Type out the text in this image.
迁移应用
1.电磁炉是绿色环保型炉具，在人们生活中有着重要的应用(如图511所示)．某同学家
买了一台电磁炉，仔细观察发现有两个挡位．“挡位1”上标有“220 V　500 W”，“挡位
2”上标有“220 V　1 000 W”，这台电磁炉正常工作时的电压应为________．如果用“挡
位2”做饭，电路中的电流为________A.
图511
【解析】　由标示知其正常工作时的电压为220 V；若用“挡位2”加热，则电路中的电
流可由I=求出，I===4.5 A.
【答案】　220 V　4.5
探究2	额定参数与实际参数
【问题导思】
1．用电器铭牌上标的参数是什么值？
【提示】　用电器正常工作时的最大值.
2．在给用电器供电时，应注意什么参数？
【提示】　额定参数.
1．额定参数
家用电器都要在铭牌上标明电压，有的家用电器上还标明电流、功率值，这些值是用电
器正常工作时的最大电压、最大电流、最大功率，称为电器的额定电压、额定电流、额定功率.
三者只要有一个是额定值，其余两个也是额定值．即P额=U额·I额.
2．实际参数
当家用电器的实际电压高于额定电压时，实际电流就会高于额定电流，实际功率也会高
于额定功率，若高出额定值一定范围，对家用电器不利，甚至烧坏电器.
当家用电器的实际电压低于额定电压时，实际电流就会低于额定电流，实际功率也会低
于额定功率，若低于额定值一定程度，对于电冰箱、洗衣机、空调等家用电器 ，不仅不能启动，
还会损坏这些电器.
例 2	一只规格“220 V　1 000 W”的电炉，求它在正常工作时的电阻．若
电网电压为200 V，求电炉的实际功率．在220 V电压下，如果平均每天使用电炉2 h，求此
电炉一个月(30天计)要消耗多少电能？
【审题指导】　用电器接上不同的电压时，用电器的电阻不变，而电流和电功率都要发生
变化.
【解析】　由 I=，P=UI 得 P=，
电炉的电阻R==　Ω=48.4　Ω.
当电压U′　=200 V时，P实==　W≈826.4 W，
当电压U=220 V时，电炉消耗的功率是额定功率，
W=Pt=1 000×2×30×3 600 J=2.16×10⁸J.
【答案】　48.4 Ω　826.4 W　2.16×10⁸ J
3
========
Task:
Pick out and copy every line that contains the word "于额定功率".

Task output:
于额定功率，若高出额定值一定范围，对家用电器不利，甚至烧坏电器.
于额定功率，若低于额定值一定程度，对于电冰箱、洗衣机、空调等家用电器 ，不仅不能启动，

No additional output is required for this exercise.